**Stored records:**
☆ ☆ ☆ ☆ ☆ ☆ ☆
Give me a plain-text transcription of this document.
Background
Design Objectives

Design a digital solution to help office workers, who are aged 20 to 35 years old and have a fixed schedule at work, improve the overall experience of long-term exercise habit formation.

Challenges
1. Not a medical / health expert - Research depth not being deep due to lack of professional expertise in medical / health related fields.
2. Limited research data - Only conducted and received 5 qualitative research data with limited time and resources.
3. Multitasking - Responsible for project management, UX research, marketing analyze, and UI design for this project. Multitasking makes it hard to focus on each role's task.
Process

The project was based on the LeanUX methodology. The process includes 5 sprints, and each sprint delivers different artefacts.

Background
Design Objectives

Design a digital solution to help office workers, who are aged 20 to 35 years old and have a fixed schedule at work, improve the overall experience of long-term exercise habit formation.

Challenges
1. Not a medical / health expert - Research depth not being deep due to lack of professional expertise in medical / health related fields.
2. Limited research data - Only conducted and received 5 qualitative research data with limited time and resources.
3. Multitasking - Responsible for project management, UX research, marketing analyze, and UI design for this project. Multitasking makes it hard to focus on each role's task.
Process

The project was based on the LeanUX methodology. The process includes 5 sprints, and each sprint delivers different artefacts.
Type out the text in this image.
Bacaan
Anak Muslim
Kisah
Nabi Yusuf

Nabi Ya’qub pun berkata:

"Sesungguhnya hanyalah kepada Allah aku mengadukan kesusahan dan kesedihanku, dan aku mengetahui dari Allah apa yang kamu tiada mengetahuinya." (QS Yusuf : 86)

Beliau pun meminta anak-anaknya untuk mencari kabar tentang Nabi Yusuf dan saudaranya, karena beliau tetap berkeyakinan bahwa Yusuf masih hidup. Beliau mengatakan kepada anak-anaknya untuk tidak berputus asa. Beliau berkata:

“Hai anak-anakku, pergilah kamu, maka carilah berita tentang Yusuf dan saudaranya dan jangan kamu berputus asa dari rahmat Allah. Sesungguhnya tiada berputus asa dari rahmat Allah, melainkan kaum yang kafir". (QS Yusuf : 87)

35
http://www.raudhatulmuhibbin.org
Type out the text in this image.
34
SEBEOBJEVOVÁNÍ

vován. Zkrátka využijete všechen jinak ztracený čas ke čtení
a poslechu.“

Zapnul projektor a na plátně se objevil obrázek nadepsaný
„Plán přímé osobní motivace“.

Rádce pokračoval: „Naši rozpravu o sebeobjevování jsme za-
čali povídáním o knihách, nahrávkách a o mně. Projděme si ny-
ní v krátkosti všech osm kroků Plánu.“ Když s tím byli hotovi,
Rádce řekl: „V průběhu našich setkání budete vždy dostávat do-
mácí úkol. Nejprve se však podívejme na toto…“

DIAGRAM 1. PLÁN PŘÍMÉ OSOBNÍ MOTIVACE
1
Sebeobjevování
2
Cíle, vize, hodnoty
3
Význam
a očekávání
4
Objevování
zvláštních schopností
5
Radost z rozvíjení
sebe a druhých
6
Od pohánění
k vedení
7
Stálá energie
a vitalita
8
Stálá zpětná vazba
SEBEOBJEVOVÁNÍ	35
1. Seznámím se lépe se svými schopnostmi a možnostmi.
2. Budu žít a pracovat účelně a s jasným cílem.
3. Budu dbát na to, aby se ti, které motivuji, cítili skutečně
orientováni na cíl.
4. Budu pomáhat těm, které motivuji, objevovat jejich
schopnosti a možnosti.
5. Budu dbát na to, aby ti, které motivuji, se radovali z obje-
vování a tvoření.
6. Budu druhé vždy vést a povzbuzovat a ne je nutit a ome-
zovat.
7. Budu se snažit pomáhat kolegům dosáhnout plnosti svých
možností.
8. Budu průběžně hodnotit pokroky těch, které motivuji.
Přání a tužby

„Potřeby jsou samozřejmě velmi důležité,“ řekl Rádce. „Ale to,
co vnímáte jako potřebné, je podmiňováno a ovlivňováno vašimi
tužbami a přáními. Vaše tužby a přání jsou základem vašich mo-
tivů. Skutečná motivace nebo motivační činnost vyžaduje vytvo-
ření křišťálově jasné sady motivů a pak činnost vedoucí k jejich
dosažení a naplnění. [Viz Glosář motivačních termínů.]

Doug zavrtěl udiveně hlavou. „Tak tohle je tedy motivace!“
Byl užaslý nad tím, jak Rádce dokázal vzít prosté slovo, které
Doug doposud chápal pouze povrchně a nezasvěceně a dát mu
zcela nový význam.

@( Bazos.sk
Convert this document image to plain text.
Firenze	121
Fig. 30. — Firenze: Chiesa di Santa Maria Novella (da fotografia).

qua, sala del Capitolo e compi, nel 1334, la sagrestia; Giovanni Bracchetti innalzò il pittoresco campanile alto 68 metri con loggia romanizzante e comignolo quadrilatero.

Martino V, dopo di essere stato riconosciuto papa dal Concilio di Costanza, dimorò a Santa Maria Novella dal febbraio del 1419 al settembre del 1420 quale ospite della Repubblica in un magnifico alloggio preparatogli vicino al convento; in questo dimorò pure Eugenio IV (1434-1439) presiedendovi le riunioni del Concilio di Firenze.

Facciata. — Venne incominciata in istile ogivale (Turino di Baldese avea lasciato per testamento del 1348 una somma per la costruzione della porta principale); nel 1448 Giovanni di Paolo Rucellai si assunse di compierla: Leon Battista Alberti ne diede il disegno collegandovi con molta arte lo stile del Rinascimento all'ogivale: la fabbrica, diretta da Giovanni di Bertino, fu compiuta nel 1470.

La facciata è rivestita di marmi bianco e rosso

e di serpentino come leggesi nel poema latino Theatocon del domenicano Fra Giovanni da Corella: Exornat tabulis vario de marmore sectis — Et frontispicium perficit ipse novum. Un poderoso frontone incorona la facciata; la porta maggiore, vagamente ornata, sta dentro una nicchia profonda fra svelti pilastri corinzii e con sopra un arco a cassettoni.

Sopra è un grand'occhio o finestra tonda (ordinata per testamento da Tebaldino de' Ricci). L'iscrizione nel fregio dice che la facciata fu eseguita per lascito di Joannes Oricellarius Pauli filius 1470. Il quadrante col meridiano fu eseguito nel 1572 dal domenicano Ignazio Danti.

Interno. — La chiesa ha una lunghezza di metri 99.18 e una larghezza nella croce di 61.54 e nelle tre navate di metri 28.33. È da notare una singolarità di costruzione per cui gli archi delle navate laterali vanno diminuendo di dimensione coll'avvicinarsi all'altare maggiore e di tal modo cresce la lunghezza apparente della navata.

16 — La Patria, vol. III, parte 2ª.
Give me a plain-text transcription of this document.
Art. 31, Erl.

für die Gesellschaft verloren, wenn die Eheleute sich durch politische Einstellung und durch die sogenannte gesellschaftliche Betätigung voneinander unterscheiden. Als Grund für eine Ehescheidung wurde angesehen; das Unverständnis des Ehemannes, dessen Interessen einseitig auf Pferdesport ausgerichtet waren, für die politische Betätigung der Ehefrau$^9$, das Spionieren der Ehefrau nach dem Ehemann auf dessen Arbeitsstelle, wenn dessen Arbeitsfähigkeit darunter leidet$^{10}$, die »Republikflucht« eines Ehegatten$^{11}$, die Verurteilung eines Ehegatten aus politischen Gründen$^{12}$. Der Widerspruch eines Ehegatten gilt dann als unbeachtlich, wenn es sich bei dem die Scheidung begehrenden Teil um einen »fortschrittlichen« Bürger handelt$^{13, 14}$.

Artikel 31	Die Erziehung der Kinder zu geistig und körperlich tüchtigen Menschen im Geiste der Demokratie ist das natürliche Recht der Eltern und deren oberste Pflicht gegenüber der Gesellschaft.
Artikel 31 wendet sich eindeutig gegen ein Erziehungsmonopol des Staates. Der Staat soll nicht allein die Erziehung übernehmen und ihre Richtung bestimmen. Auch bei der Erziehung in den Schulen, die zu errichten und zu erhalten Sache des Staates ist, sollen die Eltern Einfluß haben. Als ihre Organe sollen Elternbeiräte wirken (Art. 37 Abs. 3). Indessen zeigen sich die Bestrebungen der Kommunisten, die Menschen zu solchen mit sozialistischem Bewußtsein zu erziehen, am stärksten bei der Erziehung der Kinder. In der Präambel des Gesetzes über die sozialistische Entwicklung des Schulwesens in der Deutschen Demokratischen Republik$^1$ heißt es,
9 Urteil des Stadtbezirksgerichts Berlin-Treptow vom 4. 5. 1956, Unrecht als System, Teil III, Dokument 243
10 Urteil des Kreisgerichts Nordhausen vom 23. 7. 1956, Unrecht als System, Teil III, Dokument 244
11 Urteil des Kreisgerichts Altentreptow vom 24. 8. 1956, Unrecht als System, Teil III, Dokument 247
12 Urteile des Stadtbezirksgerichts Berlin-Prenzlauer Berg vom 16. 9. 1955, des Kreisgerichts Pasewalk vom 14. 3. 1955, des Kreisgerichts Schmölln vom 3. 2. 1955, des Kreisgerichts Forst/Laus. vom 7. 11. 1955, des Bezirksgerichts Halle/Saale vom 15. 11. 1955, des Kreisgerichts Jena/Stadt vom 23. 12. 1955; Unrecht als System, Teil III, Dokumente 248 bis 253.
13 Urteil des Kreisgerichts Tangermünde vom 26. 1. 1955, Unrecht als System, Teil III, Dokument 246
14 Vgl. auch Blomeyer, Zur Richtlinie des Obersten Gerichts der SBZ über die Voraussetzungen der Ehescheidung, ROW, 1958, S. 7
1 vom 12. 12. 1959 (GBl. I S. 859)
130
☆ ☆ ☆ ☆ ☆ ☆ ☆
Gather, from the listing above, every line carrying the word "maggiore".

e di serpentino come leggesi nel poema latino Theatocon del domenicano Fra Giovanni da Corella: Exornat tabulis vario de marmore sectis — Et frontispicium perficit ipse novum. Un poderoso frontone incorona la facciata; la porta maggiore, vagamente ornata, sta dentro una nicchia profonda fra svelti pilastri corinzii e con sopra un arco a cassettoni.
Interno. — La chiesa ha una lunghezza di metri 99.18 e una larghezza nella croce di 61.54 e nelle tre navate di metri 28.33. È da notare una singolarità di costruzione per cui gli archi delle navate laterali vanno diminuendo di dimensione coll'avvicinarsi all'altare maggiore e di tal modo cresce la lunghezza apparente della navata.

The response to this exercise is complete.